◆ WORK TO BE COMPLETED ◆
Go through the lines below and copy each one that holds the string "freelancer".

Source data
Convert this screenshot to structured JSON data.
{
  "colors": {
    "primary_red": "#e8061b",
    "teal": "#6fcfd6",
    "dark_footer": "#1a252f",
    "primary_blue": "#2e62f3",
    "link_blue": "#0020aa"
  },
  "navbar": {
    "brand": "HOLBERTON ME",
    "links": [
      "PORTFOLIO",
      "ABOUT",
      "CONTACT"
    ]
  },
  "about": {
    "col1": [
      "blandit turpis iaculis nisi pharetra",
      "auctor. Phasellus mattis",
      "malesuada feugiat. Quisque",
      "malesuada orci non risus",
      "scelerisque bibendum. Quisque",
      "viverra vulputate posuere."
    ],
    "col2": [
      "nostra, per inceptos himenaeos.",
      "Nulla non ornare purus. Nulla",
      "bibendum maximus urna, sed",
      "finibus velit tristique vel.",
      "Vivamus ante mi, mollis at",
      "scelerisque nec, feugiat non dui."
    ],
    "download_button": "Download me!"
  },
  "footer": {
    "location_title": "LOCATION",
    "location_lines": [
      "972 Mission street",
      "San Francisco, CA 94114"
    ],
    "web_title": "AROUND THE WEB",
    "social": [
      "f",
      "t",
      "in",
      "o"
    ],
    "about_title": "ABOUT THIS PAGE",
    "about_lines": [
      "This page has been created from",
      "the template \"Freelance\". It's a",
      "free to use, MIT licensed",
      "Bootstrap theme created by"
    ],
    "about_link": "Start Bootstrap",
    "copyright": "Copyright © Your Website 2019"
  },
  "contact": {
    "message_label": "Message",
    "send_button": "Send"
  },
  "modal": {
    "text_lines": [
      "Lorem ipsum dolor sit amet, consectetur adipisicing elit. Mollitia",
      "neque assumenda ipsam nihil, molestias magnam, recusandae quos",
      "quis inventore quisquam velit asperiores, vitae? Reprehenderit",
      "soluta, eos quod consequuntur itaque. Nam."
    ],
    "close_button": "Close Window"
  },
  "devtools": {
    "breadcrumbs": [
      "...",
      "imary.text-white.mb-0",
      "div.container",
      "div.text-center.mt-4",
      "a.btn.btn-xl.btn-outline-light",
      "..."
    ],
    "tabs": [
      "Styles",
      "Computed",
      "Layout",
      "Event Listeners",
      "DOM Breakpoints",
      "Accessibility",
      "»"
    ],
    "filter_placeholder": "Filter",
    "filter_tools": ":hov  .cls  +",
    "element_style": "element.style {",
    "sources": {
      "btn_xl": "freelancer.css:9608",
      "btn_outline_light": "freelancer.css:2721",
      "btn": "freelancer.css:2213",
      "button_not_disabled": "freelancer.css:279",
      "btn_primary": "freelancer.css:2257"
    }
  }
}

◆ ANSWER ◆
      "btn_xl": "freelancer.css:9608",
      "btn_outline_light": "freelancer.css:2721",
      "btn": "freelancer.css:2213",
      "button_not_disabled": "freelancer.css:279",
      "btn_primary": "freelancer.css:2257"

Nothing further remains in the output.